## Records to use
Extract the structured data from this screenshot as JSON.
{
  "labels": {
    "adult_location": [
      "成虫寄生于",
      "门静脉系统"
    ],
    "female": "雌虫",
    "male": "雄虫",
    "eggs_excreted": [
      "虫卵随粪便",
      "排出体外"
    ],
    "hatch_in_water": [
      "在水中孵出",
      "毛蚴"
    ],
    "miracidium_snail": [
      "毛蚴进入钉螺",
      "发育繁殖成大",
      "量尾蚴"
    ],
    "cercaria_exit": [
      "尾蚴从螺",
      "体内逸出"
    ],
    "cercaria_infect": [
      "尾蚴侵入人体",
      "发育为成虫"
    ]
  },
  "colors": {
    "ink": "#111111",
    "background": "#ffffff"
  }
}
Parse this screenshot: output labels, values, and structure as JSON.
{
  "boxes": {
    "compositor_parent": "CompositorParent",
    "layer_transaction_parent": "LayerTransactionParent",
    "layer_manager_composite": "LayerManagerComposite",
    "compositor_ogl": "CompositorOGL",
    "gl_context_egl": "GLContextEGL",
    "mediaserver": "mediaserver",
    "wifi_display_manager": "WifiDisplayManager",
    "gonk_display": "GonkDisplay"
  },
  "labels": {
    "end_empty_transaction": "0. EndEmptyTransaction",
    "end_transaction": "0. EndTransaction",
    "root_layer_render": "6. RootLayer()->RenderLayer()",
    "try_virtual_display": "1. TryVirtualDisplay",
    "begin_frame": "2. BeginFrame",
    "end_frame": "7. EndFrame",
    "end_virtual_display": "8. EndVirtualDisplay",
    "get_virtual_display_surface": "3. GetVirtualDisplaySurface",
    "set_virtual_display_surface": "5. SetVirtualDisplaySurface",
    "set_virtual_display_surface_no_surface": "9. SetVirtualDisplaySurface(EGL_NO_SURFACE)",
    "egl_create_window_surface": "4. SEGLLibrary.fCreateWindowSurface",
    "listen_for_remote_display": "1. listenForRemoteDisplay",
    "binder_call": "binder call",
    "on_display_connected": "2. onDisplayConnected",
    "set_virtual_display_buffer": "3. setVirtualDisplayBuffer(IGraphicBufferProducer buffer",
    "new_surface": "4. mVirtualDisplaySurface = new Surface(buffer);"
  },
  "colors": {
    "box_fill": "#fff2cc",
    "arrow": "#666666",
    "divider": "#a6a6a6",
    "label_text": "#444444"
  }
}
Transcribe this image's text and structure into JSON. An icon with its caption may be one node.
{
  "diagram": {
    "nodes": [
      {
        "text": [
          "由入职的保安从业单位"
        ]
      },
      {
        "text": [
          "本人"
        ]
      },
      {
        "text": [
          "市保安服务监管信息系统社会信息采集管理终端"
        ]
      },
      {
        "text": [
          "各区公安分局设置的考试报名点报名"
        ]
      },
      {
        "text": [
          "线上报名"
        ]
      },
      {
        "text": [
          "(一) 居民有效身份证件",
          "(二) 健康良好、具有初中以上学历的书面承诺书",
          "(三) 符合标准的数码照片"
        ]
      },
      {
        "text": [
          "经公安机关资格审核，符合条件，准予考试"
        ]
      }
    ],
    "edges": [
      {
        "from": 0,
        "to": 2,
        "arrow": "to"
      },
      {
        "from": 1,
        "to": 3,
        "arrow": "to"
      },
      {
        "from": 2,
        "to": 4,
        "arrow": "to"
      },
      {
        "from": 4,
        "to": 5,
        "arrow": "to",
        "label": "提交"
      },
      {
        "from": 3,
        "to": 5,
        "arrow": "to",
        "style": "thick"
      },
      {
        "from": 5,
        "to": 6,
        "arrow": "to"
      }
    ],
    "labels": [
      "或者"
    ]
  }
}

## Do this
Work out how many lines of the data above contain the string "labels" and give the number alone.

## Task response
4